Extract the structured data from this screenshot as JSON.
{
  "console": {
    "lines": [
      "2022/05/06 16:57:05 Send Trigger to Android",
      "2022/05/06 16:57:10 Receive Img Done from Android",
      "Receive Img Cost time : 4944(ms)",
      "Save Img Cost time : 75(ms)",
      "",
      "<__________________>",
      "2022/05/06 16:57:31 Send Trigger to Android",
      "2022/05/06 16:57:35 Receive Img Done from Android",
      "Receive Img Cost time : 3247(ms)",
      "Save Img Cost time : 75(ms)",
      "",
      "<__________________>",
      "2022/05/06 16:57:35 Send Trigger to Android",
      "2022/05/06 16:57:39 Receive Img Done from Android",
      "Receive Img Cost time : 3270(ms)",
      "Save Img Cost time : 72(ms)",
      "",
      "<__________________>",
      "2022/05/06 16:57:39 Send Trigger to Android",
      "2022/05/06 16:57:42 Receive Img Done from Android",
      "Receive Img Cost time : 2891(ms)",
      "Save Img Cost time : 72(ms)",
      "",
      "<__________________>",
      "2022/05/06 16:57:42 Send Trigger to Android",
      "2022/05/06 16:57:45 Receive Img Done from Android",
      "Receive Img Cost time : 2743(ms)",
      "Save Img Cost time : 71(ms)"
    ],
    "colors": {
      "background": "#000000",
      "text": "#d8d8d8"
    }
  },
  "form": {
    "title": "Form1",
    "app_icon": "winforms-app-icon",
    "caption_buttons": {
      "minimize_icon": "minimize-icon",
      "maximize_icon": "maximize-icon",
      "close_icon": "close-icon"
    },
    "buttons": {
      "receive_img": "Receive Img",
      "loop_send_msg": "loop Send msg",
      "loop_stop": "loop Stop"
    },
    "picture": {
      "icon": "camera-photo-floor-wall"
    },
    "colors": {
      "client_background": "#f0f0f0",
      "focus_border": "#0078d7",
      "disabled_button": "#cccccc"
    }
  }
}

> [What you will do] Count the lines of the data that include the string "Send", and give only that number.

> [Response below] 6